● What to work on: Pull out every line with the word "Åmål".

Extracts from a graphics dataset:
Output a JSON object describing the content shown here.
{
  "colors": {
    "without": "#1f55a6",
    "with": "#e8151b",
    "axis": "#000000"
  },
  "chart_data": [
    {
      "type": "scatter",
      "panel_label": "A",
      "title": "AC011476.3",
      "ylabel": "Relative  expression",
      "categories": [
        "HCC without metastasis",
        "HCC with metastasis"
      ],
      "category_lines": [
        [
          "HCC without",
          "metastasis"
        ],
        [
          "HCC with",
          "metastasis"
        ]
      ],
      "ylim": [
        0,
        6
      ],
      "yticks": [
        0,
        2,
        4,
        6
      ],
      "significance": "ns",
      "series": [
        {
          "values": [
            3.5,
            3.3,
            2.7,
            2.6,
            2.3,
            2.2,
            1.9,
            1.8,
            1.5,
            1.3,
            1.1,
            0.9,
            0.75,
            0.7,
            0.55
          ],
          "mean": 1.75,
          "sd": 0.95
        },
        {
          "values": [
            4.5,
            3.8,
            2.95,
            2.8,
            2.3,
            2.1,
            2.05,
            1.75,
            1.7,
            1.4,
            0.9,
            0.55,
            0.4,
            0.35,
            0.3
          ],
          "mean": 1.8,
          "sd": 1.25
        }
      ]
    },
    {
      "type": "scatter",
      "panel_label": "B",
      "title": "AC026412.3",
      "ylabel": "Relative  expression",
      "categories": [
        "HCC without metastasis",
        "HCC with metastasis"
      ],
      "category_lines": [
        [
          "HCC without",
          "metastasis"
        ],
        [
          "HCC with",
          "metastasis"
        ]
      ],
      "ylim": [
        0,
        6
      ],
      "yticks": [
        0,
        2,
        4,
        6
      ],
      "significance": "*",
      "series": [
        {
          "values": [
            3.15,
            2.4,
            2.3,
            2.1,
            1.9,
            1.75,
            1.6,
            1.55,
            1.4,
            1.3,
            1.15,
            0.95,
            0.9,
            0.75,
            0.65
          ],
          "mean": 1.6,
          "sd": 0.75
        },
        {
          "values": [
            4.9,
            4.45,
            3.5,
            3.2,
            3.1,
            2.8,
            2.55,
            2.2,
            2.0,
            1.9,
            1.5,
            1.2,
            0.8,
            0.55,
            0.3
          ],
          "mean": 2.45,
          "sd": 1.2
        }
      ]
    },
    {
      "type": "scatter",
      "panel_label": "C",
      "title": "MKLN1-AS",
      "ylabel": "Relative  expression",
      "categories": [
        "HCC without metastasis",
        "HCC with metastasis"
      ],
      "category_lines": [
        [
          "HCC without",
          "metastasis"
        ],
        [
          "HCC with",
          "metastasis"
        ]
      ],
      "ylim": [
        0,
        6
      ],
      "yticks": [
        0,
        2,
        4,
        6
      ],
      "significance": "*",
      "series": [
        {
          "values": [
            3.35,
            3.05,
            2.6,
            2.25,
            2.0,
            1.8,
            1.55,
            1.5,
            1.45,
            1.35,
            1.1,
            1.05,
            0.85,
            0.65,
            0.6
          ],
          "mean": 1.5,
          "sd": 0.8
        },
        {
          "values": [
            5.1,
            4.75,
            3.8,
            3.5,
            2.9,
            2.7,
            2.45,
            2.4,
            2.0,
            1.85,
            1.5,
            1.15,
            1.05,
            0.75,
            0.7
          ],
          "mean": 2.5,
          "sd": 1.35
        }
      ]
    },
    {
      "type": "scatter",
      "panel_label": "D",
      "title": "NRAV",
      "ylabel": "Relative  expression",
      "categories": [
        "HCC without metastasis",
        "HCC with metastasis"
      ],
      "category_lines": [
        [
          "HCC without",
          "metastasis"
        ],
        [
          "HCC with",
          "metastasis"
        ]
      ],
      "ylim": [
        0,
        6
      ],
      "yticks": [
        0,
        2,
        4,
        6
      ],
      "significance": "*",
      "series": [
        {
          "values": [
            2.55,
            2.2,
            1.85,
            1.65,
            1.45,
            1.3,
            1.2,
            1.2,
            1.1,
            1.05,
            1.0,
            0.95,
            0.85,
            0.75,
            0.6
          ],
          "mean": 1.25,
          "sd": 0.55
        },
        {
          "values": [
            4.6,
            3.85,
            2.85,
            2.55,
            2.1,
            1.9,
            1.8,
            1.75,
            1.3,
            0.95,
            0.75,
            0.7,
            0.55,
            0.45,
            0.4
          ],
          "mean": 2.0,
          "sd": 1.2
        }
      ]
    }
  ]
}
---
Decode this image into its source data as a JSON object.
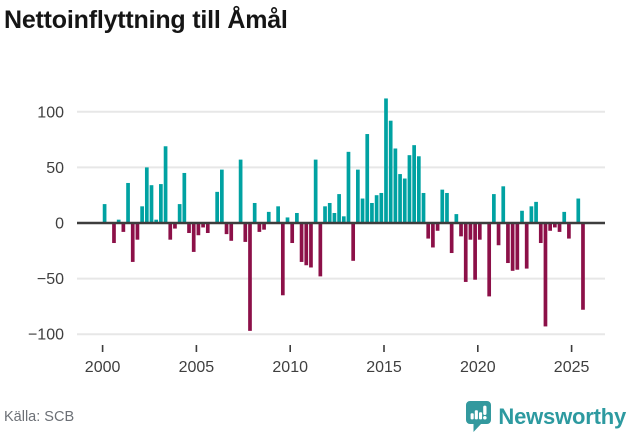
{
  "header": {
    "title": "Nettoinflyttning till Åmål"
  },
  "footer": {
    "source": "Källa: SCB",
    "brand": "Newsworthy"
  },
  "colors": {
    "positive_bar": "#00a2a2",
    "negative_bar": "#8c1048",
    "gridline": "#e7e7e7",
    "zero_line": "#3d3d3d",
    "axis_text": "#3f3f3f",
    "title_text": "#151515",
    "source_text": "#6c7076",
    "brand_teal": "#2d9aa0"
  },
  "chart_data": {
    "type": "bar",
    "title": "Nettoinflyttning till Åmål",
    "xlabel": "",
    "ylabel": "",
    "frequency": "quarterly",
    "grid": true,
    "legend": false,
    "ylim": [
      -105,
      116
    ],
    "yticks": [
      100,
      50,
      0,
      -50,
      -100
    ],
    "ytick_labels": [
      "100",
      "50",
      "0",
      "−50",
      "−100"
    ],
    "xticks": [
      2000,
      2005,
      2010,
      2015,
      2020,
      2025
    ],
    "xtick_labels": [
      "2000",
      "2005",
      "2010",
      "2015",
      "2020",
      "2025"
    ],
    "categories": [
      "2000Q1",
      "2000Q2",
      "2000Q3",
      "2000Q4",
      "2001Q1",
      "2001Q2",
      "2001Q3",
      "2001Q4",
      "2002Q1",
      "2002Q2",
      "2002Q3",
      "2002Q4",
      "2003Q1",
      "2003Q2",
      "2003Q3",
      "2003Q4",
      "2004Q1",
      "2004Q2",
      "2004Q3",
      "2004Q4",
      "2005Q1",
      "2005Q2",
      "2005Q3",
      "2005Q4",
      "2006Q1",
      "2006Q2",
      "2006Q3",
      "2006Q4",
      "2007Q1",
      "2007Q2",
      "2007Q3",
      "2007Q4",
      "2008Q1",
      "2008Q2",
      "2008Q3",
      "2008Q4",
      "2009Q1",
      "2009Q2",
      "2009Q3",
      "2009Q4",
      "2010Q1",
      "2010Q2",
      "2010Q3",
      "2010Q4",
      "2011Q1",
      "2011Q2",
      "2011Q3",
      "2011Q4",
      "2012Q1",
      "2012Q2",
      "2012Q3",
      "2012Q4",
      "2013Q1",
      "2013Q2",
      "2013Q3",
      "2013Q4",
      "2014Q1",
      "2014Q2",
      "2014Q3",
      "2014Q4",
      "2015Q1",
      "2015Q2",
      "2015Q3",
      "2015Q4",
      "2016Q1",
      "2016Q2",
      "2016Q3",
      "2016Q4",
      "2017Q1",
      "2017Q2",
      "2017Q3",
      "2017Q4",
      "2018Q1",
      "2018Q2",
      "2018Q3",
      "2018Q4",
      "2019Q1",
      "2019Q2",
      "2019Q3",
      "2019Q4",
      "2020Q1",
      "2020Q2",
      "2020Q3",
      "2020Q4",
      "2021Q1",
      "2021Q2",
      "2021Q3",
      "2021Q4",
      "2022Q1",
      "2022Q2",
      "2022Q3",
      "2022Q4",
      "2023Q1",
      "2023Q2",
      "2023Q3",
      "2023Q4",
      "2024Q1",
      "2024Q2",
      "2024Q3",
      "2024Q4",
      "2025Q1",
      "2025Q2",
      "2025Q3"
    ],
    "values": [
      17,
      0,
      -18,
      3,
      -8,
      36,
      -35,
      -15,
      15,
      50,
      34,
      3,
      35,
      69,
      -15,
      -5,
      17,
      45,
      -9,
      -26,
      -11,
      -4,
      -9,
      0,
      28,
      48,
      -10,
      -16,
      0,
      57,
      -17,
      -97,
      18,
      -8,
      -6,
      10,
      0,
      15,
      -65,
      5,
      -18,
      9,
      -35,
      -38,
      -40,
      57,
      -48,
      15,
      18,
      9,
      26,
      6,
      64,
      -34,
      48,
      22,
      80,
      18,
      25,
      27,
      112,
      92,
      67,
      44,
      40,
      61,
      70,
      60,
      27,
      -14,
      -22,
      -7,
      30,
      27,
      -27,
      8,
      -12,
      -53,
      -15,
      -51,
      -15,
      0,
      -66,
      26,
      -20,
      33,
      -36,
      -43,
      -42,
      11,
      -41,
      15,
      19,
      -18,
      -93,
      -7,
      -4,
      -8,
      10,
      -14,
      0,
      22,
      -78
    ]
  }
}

● Reply to the task:
    "title": "Nettoinflyttning till Åmål"
    "title": "Nettoinflyttning till Åmål",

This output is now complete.